--- Start of Listed entries ---
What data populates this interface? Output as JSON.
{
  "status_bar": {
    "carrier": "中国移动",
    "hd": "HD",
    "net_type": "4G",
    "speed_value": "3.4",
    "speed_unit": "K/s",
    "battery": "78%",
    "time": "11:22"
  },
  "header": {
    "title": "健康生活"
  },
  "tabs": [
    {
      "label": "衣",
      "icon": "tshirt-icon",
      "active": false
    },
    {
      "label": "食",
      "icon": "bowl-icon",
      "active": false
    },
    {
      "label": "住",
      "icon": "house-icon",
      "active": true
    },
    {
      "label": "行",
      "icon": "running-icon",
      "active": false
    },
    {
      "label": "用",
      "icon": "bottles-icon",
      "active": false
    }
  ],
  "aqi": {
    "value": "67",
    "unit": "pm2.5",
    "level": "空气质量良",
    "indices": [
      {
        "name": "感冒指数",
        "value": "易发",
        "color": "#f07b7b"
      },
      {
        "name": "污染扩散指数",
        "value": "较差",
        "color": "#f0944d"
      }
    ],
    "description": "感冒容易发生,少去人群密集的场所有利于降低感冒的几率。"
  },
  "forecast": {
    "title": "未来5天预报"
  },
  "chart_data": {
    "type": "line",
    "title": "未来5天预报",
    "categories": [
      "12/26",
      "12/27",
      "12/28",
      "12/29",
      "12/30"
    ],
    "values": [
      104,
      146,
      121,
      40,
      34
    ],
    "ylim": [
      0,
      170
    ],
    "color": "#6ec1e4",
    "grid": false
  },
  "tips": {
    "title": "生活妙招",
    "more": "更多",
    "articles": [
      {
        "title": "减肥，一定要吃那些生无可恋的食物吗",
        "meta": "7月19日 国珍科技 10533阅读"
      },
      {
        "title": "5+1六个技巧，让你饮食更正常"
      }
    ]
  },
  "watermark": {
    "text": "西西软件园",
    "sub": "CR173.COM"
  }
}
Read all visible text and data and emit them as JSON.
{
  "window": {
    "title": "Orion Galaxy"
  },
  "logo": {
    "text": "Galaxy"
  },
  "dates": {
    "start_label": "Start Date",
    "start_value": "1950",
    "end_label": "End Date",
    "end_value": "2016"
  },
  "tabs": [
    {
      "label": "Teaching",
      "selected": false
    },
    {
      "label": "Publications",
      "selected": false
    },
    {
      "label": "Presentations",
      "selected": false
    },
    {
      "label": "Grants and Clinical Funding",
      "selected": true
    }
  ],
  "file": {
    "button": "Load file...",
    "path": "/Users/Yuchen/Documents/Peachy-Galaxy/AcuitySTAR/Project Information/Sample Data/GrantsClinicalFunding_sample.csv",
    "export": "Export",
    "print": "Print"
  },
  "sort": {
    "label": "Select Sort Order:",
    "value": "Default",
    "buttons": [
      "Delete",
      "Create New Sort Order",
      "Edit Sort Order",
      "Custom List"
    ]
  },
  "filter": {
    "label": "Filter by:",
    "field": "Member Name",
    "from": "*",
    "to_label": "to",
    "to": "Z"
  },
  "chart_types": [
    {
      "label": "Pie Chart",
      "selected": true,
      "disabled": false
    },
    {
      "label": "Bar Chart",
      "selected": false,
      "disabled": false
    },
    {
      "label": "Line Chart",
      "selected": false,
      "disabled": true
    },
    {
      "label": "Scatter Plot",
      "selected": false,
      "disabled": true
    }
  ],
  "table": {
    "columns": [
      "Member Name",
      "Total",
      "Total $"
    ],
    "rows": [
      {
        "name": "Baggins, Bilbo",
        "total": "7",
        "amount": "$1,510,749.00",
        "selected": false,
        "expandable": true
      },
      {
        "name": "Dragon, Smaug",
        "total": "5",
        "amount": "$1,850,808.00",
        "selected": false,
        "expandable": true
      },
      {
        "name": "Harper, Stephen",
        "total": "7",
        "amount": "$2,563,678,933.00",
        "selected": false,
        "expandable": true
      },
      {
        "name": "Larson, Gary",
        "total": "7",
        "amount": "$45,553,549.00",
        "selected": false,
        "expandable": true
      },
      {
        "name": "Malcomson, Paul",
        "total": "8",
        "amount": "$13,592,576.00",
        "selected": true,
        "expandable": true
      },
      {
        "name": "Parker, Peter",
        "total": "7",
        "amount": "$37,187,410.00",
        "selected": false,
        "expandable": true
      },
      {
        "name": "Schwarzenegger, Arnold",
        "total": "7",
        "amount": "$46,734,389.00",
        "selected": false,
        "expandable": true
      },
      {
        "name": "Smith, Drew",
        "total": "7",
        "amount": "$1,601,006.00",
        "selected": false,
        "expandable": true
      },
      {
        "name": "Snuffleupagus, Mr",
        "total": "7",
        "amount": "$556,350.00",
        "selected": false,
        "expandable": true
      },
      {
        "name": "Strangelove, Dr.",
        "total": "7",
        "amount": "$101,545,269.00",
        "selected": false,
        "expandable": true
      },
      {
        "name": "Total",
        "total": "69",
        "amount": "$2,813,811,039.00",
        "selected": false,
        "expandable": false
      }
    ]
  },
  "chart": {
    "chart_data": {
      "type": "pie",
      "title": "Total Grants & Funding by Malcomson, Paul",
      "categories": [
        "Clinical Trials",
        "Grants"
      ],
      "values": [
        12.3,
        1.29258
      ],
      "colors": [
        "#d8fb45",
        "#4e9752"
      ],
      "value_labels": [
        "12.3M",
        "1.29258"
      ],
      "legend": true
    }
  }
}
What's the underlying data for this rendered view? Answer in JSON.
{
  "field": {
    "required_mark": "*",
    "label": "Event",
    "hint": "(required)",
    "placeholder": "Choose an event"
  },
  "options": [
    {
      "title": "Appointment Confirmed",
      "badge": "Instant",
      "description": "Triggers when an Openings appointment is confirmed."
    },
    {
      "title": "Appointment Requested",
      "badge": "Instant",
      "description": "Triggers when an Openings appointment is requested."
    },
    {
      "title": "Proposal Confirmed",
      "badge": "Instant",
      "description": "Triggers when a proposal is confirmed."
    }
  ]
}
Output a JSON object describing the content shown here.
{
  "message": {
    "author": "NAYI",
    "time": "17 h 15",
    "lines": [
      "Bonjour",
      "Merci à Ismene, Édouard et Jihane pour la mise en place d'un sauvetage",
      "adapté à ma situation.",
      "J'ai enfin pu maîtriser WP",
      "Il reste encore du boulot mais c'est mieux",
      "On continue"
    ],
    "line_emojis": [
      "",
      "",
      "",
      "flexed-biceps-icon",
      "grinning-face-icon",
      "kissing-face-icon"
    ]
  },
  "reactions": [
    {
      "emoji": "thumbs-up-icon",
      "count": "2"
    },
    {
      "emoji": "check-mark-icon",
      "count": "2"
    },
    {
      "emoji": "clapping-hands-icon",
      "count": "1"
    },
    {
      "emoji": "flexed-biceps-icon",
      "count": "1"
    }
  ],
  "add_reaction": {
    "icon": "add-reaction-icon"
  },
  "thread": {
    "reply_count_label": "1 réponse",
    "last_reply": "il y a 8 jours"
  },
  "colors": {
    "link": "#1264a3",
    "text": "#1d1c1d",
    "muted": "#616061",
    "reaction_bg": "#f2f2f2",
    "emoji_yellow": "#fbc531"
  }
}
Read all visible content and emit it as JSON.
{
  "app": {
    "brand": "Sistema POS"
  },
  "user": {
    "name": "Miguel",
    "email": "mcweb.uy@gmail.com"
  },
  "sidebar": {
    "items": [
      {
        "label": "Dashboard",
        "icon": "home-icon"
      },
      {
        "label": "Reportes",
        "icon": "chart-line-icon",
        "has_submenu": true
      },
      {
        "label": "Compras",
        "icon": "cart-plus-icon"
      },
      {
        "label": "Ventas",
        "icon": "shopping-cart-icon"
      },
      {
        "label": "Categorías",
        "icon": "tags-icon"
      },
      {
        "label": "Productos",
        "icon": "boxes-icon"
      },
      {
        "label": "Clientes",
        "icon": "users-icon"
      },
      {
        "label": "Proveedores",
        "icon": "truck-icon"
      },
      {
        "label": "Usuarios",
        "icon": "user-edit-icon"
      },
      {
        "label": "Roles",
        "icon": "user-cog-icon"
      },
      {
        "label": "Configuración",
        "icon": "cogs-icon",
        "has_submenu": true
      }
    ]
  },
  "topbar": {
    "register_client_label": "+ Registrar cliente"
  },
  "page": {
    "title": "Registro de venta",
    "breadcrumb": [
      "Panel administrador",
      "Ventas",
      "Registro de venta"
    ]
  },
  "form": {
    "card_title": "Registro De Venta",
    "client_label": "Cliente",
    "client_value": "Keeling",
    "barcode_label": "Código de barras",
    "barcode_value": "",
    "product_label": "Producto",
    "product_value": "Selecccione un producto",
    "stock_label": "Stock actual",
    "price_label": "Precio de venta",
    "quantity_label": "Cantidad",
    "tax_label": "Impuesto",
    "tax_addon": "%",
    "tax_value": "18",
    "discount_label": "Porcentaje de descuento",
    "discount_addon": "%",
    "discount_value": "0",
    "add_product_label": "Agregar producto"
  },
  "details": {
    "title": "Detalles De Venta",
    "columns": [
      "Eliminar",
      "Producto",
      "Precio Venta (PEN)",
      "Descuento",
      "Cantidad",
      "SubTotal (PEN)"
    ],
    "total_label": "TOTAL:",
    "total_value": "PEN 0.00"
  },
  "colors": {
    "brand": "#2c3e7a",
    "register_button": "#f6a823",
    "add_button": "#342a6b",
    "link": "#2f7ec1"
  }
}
--- End of Listed entries ---
• To be done
Select and copy each line from the data that includes the word "Malcomson".

• Response to the task
        "name": "Malcomson, Paul",
      "title": "Total Grants & Funding by Malcomson, Paul",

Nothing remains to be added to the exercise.